**Input for this task:**

========================================================================

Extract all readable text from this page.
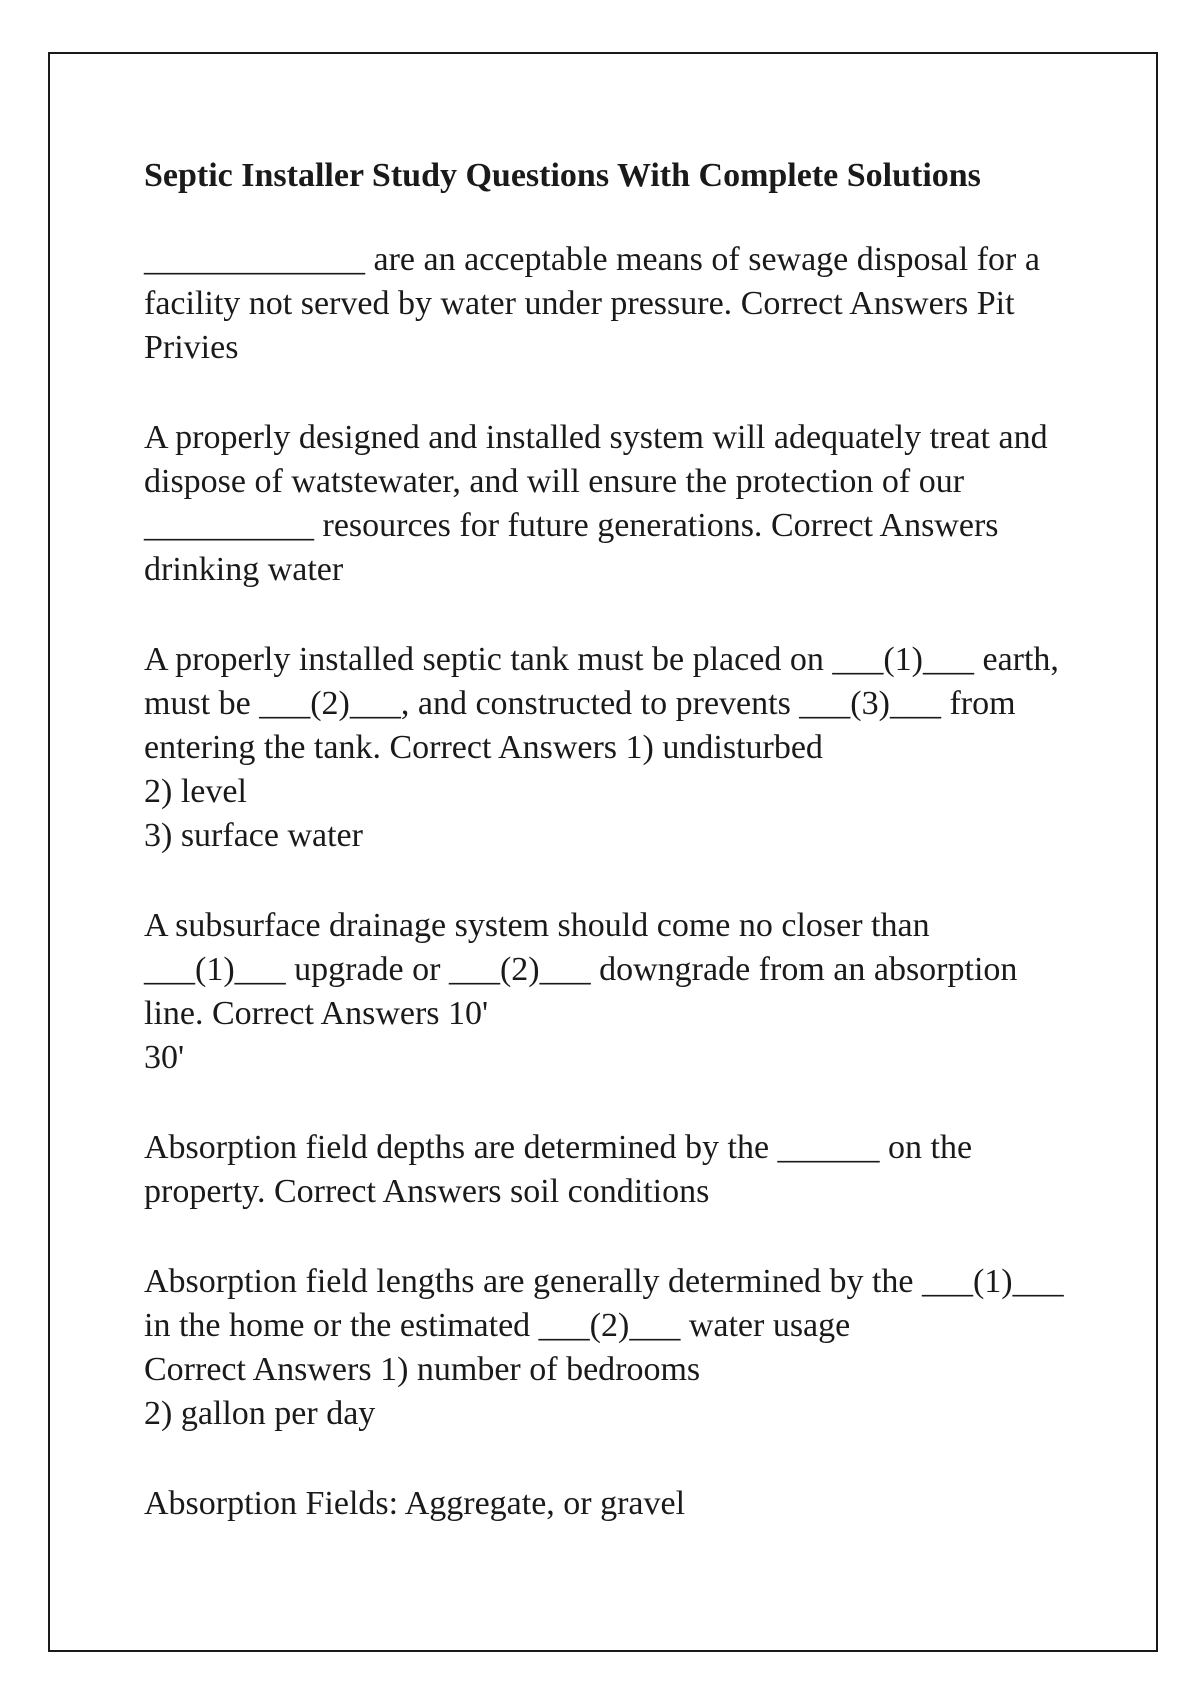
Septic Installer Study Questions With Complete Solutions
_____________ are an acceptable means of sewage disposal for a facility not served by water under pressure. Correct Answers Pit Privies
A properly designed and installed system will adequately treat and dispose of watstewater, and will ensure the protection of our __________ resources for future generations. Correct Answers drinking water
A properly installed septic tank must be placed on ___(1)___ earth, must be ___(2)___, and constructed to prevents ___(3)___ from entering the tank. Correct Answers 1) undisturbed
2) level
3) surface water
A subsurface drainage system should come no closer than ___(1)___ upgrade or ___(2)___ downgrade from an absorption line. Correct Answers 10'
30'
Absorption field depths are determined by the ______ on the property. Correct Answers soil conditions
Absorption field lengths are generally determined by the ___(1)___ in the home or the estimated ___(2)___ water usage
Correct Answers 1) number of bedrooms
2) gallon per day
Absorption Fields: Aggregate, or gravel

========================================================================

**Work instructions:**
Quote every record above exactly, leaving out any pictures.

**Exercise solution:**
Extract all readable text from this page.
Septic Installer Study Questions With Complete Solutions
_____________ are an acceptable means of sewage disposal for a facility not served by water under pressure. Correct Answers Pit Privies
A properly designed and installed system will adequately treat and dispose of watstewater, and will ensure the protection of our __________ resources for future generations. Correct Answers drinking water
A properly installed septic tank must be placed on ___(1)___ earth, must be ___(2)___, and constructed to prevents ___(3)___ from entering the tank. Correct Answers 1) undisturbed
2) level
3) surface water
A subsurface drainage system should come no closer than ___(1)___ upgrade or ___(2)___ downgrade from an absorption line. Correct Answers 10'
30'
Absorption field depths are determined by the ______ on the property. Correct Answers soil conditions
Absorption field lengths are generally determined by the ___(1)___ in the home or the estimated ___(2)___ water usage
Correct Answers 1) number of bedrooms
2) gallon per day
Absorption Fields: Aggregate, or gravel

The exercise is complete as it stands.